### Given data
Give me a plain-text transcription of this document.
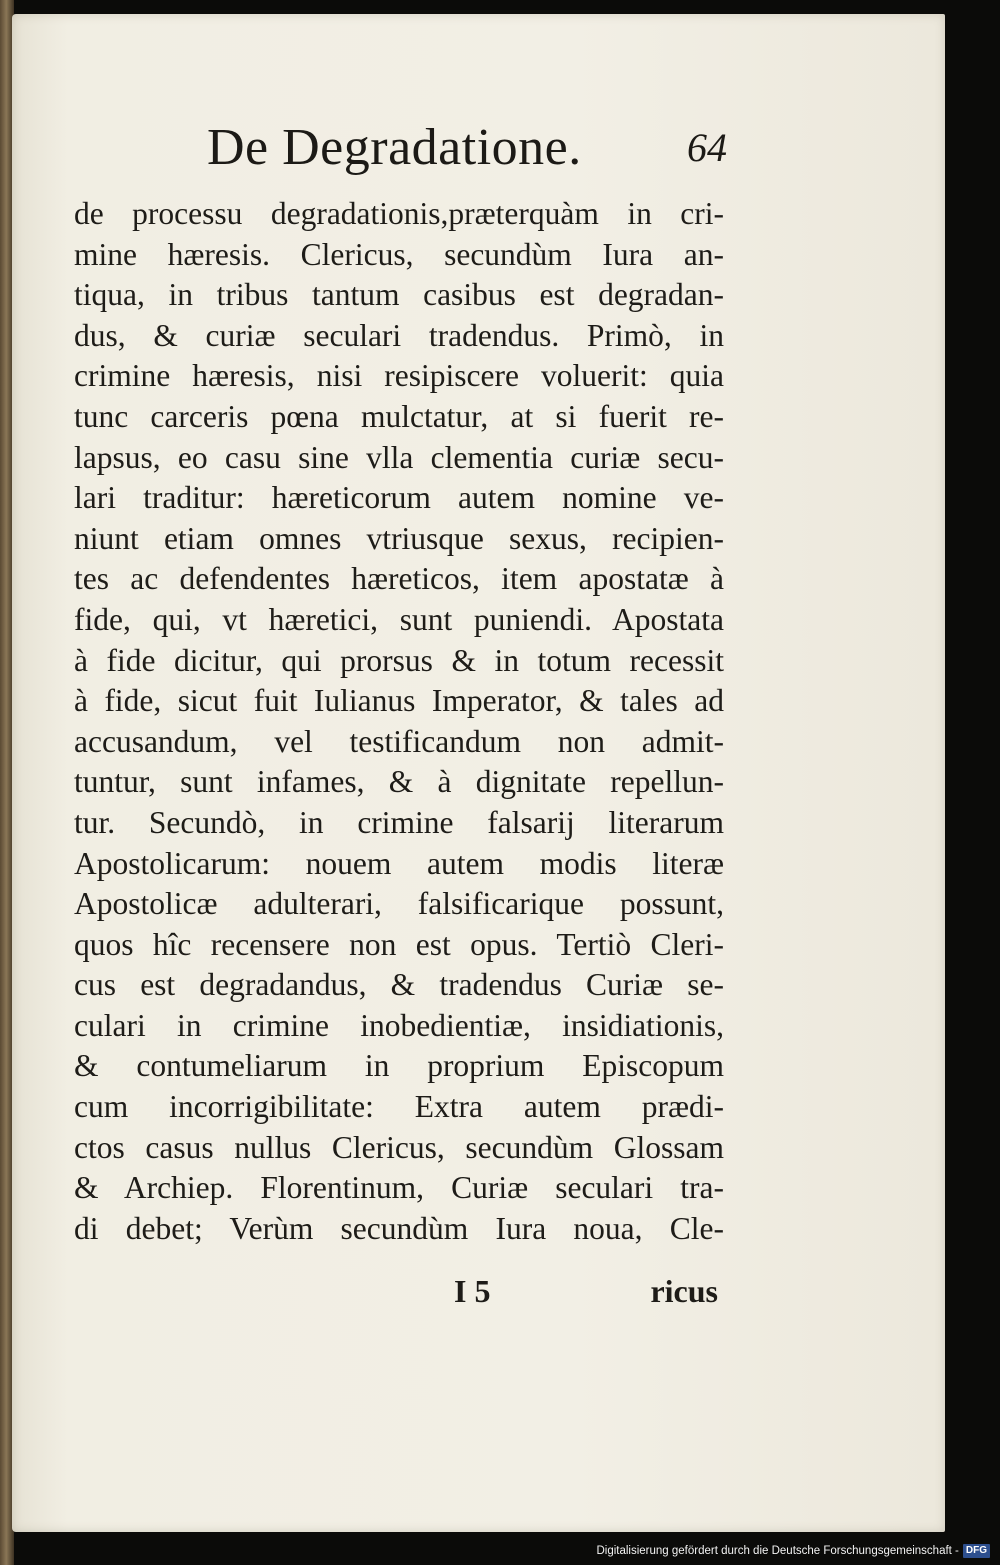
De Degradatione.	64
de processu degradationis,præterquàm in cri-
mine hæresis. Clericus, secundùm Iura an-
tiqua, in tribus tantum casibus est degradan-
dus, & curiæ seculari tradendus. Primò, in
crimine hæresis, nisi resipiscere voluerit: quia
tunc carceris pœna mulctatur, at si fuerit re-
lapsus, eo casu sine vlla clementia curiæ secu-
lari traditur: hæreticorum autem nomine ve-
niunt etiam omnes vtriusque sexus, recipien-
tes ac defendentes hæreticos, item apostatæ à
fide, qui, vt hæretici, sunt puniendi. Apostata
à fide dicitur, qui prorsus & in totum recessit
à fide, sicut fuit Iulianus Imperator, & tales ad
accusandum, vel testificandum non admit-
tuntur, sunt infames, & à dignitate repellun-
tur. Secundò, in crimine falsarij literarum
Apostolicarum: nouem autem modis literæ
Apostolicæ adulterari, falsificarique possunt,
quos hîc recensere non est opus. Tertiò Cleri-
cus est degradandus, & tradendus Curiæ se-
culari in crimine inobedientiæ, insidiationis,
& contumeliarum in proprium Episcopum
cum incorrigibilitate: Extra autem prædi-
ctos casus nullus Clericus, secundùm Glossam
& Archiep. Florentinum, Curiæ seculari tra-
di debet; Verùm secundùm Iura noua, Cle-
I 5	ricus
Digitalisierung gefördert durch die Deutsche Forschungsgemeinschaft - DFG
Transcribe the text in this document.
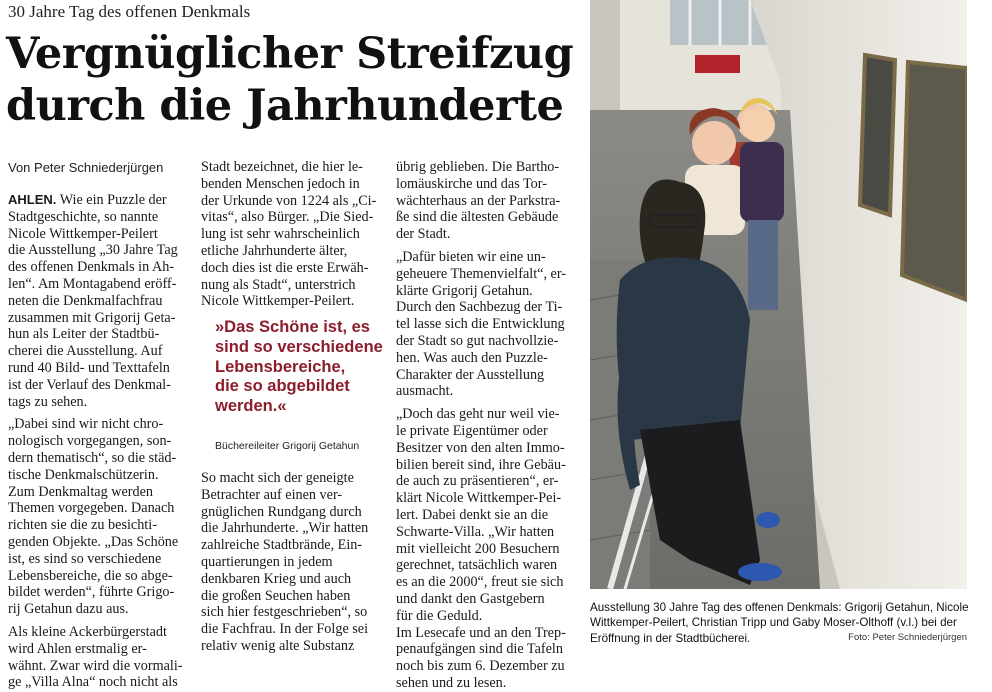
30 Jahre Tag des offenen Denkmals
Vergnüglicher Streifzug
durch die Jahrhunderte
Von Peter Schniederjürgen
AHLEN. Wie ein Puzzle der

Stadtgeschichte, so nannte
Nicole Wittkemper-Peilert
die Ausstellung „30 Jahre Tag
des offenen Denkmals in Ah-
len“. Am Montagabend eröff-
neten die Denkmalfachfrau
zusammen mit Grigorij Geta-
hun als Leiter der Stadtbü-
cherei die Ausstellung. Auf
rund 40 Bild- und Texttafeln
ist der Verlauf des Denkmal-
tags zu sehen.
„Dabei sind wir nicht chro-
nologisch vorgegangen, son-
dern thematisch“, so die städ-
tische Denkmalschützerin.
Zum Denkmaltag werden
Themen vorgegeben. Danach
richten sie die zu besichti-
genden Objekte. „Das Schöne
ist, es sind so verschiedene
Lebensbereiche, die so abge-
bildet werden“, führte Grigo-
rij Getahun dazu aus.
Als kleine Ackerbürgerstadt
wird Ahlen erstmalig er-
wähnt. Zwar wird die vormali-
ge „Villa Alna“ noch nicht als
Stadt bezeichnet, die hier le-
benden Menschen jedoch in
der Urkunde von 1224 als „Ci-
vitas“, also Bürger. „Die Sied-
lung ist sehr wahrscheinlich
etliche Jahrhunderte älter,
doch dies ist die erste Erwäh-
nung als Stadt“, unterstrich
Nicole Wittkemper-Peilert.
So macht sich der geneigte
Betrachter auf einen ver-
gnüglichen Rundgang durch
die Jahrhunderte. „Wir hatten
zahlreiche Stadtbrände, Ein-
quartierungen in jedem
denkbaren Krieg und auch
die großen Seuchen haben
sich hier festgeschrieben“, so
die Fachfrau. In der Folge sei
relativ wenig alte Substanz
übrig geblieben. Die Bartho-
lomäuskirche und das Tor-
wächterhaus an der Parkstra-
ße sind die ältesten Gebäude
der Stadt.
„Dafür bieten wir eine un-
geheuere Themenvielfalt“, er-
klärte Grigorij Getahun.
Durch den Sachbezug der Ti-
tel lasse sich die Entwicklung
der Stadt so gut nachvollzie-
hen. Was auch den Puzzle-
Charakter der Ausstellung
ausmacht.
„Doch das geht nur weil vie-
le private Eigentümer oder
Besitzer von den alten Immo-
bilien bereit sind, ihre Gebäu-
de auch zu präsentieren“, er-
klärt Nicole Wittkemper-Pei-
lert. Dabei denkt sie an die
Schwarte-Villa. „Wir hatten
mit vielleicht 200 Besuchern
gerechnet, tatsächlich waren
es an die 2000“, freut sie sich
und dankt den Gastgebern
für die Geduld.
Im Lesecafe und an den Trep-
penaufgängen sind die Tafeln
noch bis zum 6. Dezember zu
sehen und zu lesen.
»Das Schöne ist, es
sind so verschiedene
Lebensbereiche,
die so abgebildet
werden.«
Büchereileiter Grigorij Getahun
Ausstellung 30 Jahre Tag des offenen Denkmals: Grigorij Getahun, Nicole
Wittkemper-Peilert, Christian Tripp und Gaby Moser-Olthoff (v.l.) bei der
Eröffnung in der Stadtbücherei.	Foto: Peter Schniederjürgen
######
Set exercise » Lines of the material that contain the word "Schniederjürgen" are to be gathered.

Full response »
Von Peter Schniederjürgen
Eröffnung in der Stadtbücherei.	Foto: Peter Schniederjürgen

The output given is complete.